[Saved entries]

____

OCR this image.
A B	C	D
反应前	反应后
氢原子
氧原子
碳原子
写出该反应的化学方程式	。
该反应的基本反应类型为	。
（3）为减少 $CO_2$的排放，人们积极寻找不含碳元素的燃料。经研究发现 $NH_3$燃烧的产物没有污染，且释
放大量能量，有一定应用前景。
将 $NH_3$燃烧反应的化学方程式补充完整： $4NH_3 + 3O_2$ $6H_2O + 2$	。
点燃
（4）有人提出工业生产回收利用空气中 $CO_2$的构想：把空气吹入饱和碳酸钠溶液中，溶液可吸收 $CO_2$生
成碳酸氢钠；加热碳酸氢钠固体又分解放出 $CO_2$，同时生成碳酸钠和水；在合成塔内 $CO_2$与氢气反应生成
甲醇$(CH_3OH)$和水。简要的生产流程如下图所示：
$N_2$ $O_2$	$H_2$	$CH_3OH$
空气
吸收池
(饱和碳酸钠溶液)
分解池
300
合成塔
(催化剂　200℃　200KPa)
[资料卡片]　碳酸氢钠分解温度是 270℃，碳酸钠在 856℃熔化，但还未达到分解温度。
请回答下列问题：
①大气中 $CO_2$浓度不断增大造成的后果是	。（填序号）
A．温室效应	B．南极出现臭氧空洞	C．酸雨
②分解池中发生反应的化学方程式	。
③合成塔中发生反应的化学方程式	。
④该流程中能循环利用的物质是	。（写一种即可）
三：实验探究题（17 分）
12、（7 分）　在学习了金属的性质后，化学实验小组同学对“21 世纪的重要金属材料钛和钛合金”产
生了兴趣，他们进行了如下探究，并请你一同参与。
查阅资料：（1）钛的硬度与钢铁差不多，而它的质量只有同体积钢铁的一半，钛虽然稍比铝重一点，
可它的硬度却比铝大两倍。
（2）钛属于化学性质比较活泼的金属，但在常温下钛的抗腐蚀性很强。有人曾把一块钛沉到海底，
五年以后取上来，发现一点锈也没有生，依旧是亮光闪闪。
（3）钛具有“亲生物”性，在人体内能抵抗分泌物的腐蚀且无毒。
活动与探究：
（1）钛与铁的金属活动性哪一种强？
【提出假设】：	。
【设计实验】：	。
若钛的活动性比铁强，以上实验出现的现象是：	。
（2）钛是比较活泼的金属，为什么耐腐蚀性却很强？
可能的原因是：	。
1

____

• [Instruction]:
Each line of the material above must be retyped precisely.

• [Complete answer]:
OCR this image.
A B	C	D
反应前	反应后
氢原子
氧原子
碳原子
写出该反应的化学方程式	。
该反应的基本反应类型为	。
（3）为减少 $CO_2$的排放，人们积极寻找不含碳元素的燃料。经研究发现 $NH_3$燃烧的产物没有污染，且释
放大量能量，有一定应用前景。
将 $NH_3$燃烧反应的化学方程式补充完整： $4NH_3 + 3O_2$ $6H_2O + 2$	。
点燃
（4）有人提出工业生产回收利用空气中 $CO_2$的构想：把空气吹入饱和碳酸钠溶液中，溶液可吸收 $CO_2$生
成碳酸氢钠；加热碳酸氢钠固体又分解放出 $CO_2$，同时生成碳酸钠和水；在合成塔内 $CO_2$与氢气反应生成
甲醇$(CH_3OH)$和水。简要的生产流程如下图所示：
$N_2$ $O_2$	$H_2$	$CH_3OH$
空气
吸收池
(饱和碳酸钠溶液)
分解池
300
合成塔
(催化剂　200℃　200KPa)
[资料卡片]　碳酸氢钠分解温度是 270℃，碳酸钠在 856℃熔化，但还未达到分解温度。
请回答下列问题：
①大气中 $CO_2$浓度不断增大造成的后果是	。（填序号）
A．温室效应	B．南极出现臭氧空洞	C．酸雨
②分解池中发生反应的化学方程式	。
③合成塔中发生反应的化学方程式	。
④该流程中能循环利用的物质是	。（写一种即可）
三：实验探究题（17 分）
12、（7 分）　在学习了金属的性质后，化学实验小组同学对“21 世纪的重要金属材料钛和钛合金”产
生了兴趣，他们进行了如下探究，并请你一同参与。
查阅资料：（1）钛的硬度与钢铁差不多，而它的质量只有同体积钢铁的一半，钛虽然稍比铝重一点，
可它的硬度却比铝大两倍。
（2）钛属于化学性质比较活泼的金属，但在常温下钛的抗腐蚀性很强。有人曾把一块钛沉到海底，
五年以后取上来，发现一点锈也没有生，依旧是亮光闪闪。
（3）钛具有“亲生物”性，在人体内能抵抗分泌物的腐蚀且无毒。
活动与探究：
（1）钛与铁的金属活动性哪一种强？
【提出假设】：	。
【设计实验】：	。
若钛的活动性比铁强，以上实验出现的现象是：	。
（2）钛是比较活泼的金属，为什么耐腐蚀性却很强？
可能的原因是：	。
1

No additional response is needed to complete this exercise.